Print all of the data exactly.

Given data:
------------

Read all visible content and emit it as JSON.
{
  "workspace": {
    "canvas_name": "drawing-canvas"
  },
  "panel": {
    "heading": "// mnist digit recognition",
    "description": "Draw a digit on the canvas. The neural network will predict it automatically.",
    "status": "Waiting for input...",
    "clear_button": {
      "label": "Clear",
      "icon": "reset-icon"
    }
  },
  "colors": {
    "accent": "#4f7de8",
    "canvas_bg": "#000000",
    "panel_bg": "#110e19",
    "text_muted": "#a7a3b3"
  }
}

------------

Solution for this problem:
Read all visible content and emit it as JSON.
{
  "workspace": {
    "canvas_name": "drawing-canvas"
  },
  "panel": {
    "heading": "// mnist digit recognition",
    "description": "Draw a digit on the canvas. The neural network will predict it automatically.",
    "status": "Waiting for input...",
    "clear_button": {
      "label": "Clear",
      "icon": "reset-icon"
    }
  },
  "colors": {
    "accent": "#4f7de8",
    "canvas_bg": "#000000",
    "panel_bg": "#110e19",
    "text_muted": "#a7a3b3"
  }
}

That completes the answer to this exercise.